▸ GIVEN INSTRUCTION
Copy the listing below verbatim, from its first line through the line containing "front-right-end-panel-dashed bbox=[644, 145, 693, 308]", including both.

▸ DATASET RECORDS
--- BEGIN ---

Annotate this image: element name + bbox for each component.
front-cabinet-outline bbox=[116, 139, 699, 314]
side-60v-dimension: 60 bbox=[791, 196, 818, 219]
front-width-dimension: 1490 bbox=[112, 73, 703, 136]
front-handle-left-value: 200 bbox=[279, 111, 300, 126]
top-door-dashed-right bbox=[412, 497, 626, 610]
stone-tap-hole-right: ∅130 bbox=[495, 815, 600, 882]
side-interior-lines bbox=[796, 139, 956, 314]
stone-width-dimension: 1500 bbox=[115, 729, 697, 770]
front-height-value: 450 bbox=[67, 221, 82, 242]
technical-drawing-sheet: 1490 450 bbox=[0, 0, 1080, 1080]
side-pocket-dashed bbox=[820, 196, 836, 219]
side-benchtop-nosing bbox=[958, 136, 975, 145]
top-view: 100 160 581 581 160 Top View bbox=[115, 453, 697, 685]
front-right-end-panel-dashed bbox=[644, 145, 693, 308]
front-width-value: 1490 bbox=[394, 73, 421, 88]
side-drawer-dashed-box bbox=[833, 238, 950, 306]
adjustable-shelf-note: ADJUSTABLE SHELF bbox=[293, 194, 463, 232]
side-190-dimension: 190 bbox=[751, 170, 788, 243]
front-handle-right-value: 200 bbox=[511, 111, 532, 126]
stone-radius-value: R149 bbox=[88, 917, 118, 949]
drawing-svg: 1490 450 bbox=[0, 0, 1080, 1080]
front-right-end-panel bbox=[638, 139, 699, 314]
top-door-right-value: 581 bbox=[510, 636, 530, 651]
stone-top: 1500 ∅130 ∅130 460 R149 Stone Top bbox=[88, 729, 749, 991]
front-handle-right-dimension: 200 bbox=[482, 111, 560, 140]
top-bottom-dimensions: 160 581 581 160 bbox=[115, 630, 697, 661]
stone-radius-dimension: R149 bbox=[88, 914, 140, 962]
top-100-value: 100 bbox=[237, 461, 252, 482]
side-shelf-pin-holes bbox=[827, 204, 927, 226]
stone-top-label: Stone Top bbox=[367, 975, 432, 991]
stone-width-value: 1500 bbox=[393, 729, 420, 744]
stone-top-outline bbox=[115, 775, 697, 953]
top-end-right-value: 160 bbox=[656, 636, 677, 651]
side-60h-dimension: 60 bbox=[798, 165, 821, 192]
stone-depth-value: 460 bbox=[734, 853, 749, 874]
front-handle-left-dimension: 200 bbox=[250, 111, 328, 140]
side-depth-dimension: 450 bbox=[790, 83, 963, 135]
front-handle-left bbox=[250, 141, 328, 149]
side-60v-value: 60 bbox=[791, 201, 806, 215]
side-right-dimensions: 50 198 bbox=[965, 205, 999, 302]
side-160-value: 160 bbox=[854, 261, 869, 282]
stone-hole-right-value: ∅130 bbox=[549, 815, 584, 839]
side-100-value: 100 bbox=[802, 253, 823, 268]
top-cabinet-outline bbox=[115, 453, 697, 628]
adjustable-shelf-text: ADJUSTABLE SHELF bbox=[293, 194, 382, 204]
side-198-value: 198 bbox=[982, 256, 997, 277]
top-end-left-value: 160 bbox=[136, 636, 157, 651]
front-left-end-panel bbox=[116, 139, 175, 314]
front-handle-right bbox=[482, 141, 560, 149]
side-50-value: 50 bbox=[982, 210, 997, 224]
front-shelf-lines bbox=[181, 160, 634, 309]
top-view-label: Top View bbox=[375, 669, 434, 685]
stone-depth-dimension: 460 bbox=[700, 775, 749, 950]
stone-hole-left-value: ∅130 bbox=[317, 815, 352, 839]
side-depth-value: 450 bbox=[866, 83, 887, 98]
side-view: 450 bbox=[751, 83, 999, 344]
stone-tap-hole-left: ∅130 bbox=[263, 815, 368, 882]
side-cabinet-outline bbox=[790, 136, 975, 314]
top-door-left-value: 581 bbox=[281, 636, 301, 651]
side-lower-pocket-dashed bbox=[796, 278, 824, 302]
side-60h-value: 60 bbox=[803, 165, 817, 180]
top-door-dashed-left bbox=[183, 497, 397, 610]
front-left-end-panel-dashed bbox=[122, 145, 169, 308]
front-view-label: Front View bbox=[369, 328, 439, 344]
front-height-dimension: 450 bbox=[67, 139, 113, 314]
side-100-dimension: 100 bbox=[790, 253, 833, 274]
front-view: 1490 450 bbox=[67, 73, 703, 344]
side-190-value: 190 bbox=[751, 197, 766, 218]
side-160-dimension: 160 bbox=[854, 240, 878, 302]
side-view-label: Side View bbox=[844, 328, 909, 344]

--- END ---

▸ FINAL RESULT
Annotate this image: element name + bbox for each component.
front-cabinet-outline bbox=[116, 139, 699, 314]
side-60v-dimension: 60 bbox=[791, 196, 818, 219]
front-width-dimension: 1490 bbox=[112, 73, 703, 136]
front-handle-left-value: 200 bbox=[279, 111, 300, 126]
top-door-dashed-right bbox=[412, 497, 626, 610]
stone-tap-hole-right: ∅130 bbox=[495, 815, 600, 882]
side-interior-lines bbox=[796, 139, 956, 314]
stone-width-dimension: 1500 bbox=[115, 729, 697, 770]
front-height-value: 450 bbox=[67, 221, 82, 242]
technical-drawing-sheet: 1490 450 bbox=[0, 0, 1080, 1080]
side-pocket-dashed bbox=[820, 196, 836, 219]
side-benchtop-nosing bbox=[958, 136, 975, 145]
top-view: 100 160 581 581 160 Top View bbox=[115, 453, 697, 685]
front-right-end-panel-dashed bbox=[644, 145, 693, 308]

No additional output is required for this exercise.